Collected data
# # # #

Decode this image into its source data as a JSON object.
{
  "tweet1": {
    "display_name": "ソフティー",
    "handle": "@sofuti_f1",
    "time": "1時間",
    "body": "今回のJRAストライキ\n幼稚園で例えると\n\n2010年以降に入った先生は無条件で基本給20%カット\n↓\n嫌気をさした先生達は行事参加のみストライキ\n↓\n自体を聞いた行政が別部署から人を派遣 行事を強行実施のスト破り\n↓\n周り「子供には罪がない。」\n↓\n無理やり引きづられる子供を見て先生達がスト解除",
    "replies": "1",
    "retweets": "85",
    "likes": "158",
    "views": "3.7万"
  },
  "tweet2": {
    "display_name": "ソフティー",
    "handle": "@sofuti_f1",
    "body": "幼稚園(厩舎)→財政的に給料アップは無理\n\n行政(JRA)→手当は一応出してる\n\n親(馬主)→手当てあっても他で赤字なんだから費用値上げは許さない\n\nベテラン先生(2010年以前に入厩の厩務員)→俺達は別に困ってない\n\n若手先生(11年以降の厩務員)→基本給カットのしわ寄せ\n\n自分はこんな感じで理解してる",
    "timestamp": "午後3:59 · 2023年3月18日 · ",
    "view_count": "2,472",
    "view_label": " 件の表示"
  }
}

# # # #

> _Work to be completed_
Using the records above, gather all lines where the string "body" is present.

> _Result of this exercise_
    "body": "今回のJRAストライキ\n幼稚園で例えると\n\n2010年以降に入った先生は無条件で基本給20%カット\n↓\n嫌気をさした先生達は行事参加のみストライキ\n↓\n自体を聞いた行政が別部署から人を派遣 行事を強行実施のスト破り\n↓\n周り「子供には罪がない。」\n↓\n無理やり引きづられる子供を見て先生達がスト解除",
    "body": "幼稚園(厩舎)→財政的に給料アップは無理\n\n行政(JRA)→手当は一応出してる\n\n親(馬主)→手当てあっても他で赤字なんだから費用値上げは許さない\n\nベテラン先生(2010年以前に入厩の厩務員)→俺達は別に困ってない\n\n若手先生(11年以降の厩務員)→基本給カットのしわ寄せ\n\n自分はこんな感じで理解してる",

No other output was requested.